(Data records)
────────────────────────────────────────
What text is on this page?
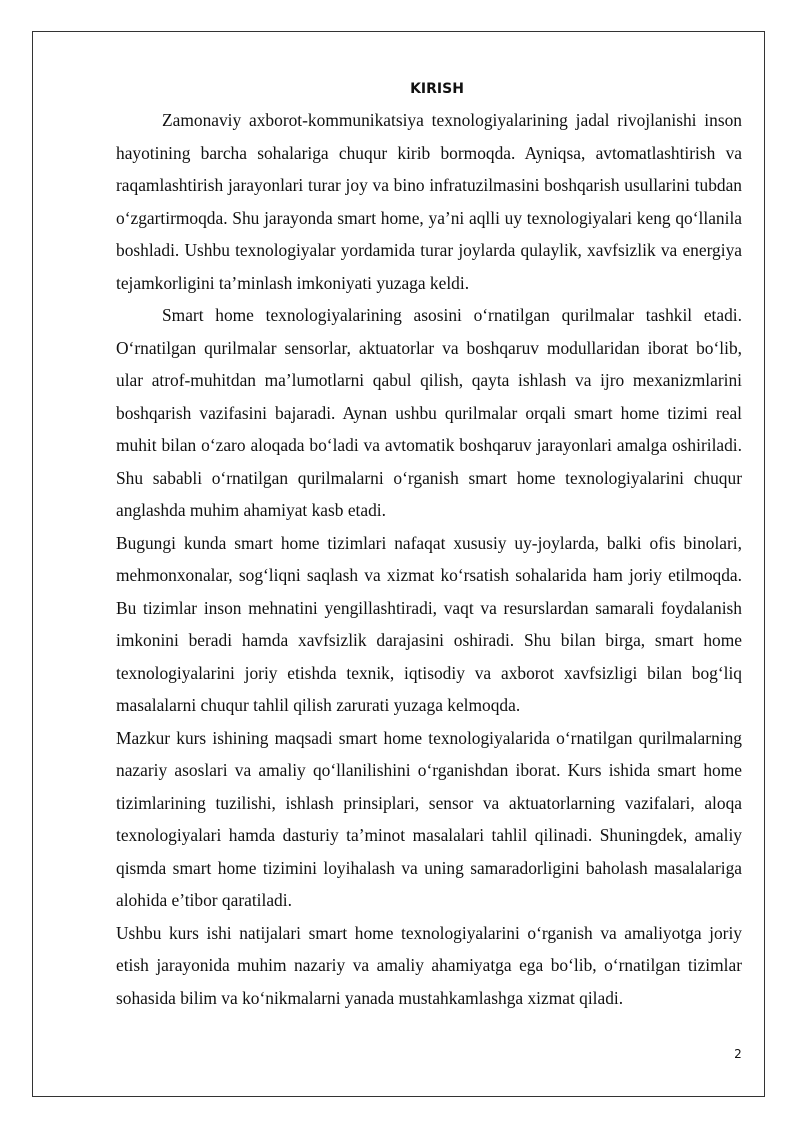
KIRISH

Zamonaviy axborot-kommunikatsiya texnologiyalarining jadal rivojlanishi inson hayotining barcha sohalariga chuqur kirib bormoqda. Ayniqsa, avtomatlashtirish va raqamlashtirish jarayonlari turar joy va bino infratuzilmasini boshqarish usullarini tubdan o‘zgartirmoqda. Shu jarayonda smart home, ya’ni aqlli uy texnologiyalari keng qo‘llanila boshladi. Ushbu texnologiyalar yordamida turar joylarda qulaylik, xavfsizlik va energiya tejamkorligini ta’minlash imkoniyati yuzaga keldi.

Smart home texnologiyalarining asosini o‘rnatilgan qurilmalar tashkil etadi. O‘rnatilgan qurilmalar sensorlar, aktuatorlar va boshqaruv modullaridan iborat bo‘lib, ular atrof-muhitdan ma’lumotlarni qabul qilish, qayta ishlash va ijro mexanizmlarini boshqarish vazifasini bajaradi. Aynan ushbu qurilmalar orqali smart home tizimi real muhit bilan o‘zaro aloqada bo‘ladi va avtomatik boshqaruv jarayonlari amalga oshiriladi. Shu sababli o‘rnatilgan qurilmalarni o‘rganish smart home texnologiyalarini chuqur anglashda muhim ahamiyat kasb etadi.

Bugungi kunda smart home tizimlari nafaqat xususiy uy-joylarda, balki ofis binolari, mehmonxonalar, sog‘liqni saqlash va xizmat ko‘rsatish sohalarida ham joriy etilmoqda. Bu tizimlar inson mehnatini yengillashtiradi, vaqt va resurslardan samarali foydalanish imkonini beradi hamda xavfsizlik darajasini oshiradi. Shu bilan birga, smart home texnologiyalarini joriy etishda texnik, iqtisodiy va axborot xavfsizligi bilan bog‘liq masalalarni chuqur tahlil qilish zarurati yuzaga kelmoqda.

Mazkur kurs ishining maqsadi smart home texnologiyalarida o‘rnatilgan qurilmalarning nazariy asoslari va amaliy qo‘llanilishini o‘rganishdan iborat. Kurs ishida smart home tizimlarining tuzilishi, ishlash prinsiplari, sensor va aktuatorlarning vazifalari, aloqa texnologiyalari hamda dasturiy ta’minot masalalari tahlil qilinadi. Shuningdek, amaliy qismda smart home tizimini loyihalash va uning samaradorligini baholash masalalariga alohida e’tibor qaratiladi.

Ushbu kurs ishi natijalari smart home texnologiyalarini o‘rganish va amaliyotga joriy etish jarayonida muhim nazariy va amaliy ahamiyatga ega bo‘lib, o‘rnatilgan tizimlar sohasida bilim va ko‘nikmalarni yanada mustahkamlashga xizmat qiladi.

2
────────────────────────────────────────
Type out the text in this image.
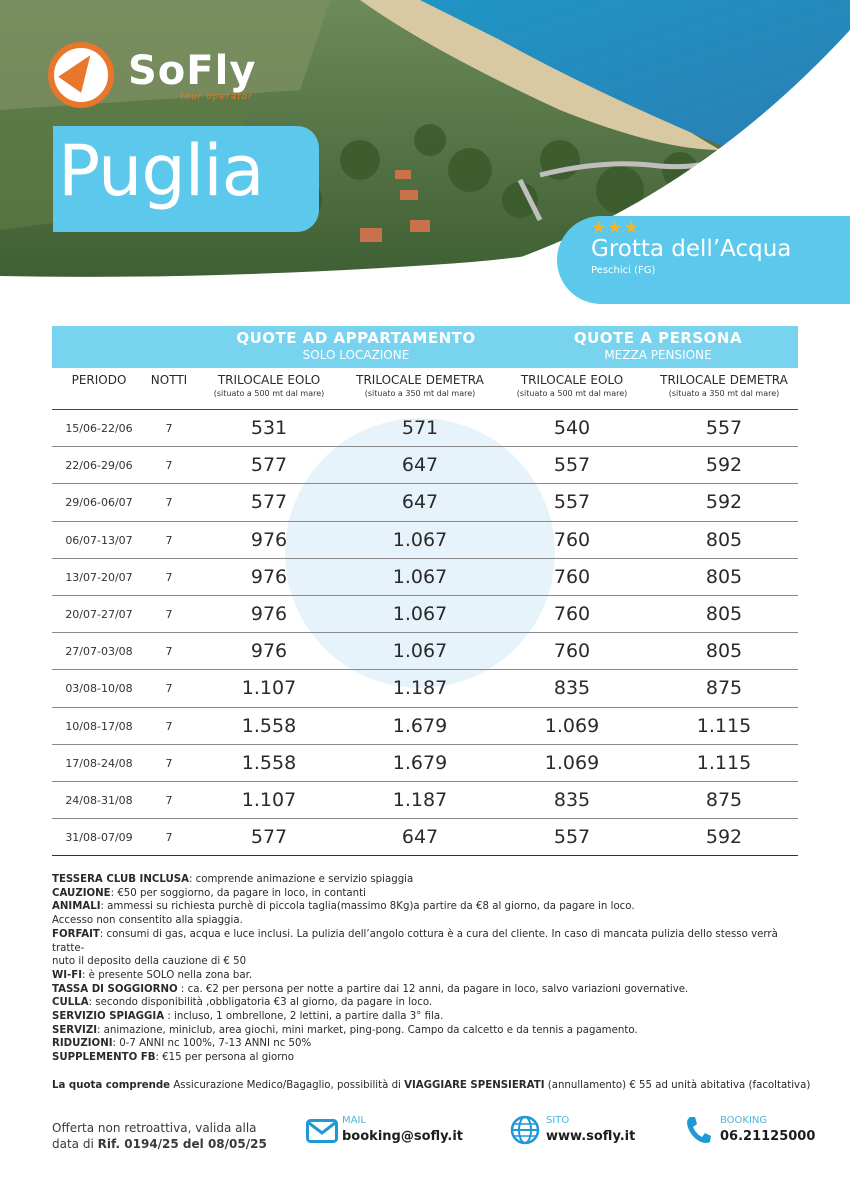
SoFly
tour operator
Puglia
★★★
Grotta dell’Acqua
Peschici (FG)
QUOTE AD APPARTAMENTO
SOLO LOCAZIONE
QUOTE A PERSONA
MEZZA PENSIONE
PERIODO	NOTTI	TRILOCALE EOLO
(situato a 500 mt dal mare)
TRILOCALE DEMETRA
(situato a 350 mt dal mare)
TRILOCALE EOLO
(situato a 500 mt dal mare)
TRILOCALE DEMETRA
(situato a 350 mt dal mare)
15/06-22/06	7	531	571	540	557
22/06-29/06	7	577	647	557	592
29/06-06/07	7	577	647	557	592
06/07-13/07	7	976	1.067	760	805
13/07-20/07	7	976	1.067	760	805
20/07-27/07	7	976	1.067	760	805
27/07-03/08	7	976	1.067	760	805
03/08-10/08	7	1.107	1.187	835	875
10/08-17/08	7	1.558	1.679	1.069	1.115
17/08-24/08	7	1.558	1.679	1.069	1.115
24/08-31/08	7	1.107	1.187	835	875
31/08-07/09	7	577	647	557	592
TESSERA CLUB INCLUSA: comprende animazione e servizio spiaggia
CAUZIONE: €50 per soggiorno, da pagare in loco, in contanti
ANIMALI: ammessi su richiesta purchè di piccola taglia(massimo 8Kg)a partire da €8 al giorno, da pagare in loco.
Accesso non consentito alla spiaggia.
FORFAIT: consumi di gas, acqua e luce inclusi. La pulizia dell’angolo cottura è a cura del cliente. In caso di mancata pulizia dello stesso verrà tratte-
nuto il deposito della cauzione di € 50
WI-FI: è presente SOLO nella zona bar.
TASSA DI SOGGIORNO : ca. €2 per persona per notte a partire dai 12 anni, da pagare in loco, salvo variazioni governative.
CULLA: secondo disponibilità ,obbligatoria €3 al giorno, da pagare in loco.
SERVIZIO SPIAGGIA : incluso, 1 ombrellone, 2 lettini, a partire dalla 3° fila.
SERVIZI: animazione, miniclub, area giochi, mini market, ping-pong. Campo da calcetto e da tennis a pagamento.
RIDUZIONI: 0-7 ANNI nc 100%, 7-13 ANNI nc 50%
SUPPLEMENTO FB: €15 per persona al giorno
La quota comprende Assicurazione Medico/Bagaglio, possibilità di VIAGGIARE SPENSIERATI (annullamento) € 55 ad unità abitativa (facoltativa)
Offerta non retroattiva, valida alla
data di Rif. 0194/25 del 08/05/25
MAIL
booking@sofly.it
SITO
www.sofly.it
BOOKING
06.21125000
────────────────────────────────────────
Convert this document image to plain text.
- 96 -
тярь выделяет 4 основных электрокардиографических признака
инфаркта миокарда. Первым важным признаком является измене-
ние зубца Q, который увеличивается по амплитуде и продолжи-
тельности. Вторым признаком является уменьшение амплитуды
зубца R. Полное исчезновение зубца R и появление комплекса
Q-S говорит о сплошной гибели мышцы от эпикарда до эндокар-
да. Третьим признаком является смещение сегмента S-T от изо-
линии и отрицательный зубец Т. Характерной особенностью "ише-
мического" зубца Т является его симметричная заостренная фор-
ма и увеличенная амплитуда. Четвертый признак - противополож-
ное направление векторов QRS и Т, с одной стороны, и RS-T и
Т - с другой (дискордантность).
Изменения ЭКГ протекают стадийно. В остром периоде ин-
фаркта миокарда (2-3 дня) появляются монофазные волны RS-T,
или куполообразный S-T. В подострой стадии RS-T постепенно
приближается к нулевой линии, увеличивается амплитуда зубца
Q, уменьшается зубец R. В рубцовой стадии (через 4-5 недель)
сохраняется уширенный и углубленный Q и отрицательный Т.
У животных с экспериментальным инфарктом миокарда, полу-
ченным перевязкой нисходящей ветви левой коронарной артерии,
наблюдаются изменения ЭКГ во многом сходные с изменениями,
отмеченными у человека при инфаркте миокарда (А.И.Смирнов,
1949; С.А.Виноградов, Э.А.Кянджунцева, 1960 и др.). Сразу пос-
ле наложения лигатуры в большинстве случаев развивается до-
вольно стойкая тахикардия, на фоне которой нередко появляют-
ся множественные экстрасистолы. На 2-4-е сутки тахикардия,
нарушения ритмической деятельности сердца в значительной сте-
────────────────────────────────────────
→ EXERCISE
Check each line above for the string "partire" and show the ones that have it.

→ EXPECTED ANSWER
ANIMALI: ammessi su richiesta purchè di piccola taglia(massimo 8Kg)a partire da €8 al giorno, da pagare in loco.
TASSA DI SOGGIORNO : ca. €2 per persona per notte a partire dai 12 anni, da pagare in loco, salvo variazioni governative.
SERVIZIO SPIAGGIA : incluso, 1 ombrellone, 2 lettini, a partire dalla 3° fila.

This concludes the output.